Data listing
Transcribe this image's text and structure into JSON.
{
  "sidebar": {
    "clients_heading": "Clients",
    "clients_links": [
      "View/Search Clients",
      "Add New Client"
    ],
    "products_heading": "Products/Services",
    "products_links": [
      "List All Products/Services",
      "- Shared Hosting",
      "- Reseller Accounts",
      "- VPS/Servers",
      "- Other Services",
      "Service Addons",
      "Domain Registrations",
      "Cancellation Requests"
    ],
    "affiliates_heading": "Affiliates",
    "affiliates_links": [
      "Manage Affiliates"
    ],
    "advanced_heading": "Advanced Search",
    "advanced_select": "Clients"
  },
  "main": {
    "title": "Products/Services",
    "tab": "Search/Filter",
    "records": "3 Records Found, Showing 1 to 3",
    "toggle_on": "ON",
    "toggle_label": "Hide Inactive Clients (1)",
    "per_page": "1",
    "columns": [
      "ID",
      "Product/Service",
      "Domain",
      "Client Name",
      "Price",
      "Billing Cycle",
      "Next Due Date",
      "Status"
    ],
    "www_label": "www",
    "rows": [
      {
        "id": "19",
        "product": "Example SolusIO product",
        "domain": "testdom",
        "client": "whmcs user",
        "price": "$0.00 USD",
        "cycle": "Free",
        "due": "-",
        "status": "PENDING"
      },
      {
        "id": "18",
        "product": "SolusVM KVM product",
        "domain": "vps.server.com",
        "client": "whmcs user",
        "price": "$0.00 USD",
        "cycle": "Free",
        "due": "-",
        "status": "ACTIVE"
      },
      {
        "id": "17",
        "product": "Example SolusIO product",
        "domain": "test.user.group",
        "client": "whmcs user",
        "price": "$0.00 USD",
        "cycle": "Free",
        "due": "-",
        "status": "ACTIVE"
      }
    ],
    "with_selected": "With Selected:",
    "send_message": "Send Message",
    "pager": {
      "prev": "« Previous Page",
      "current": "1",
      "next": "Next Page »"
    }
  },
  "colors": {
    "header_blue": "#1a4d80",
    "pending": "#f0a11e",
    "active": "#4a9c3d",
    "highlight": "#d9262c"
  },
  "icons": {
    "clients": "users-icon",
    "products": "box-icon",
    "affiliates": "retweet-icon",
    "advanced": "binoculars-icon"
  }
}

→ Directive
Above are some records; extract every one of them exactly.

→ Response below
Transcribe this image's text and structure into JSON.
{
  "sidebar": {
    "clients_heading": "Clients",
    "clients_links": [
      "View/Search Clients",
      "Add New Client"
    ],
    "products_heading": "Products/Services",
    "products_links": [
      "List All Products/Services",
      "- Shared Hosting",
      "- Reseller Accounts",
      "- VPS/Servers",
      "- Other Services",
      "Service Addons",
      "Domain Registrations",
      "Cancellation Requests"
    ],
    "affiliates_heading": "Affiliates",
    "affiliates_links": [
      "Manage Affiliates"
    ],
    "advanced_heading": "Advanced Search",
    "advanced_select": "Clients"
  },
  "main": {
    "title": "Products/Services",
    "tab": "Search/Filter",
    "records": "3 Records Found, Showing 1 to 3",
    "toggle_on": "ON",
    "toggle_label": "Hide Inactive Clients (1)",
    "per_page": "1",
    "columns": [
      "ID",
      "Product/Service",
      "Domain",
      "Client Name",
      "Price",
      "Billing Cycle",
      "Next Due Date",
      "Status"
    ],
    "www_label": "www",
    "rows": [
      {
        "id": "19",
        "product": "Example SolusIO product",
        "domain": "testdom",
        "client": "whmcs user",
        "price": "$0.00 USD",
        "cycle": "Free",
        "due": "-",
        "status": "PENDING"
      },
      {
        "id": "18",
        "product": "SolusVM KVM product",
        "domain": "vps.server.com",
        "client": "whmcs user",
        "price": "$0.00 USD",
        "cycle": "Free",
        "due": "-",
        "status": "ACTIVE"
      },
      {
        "id": "17",
        "product": "Example SolusIO product",
        "domain": "test.user.group",
        "client": "whmcs user",
        "price": "$0.00 USD",
        "cycle": "Free",
        "due": "-",
        "status": "ACTIVE"
      }
    ],
    "with_selected": "With Selected:",
    "send_message": "Send Message",
    "pager": {
      "prev": "« Previous Page",
      "current": "1",
      "next": "Next Page »"
    }
  },
  "colors": {
    "header_blue": "#1a4d80",
    "pending": "#f0a11e",
    "active": "#4a9c3d",
    "highlight": "#d9262c"
  },
  "icons": {
    "clients": "users-icon",
    "products": "box-icon",
    "affiliates": "retweet-icon",
    "advanced": "binoculars-icon"
  }
}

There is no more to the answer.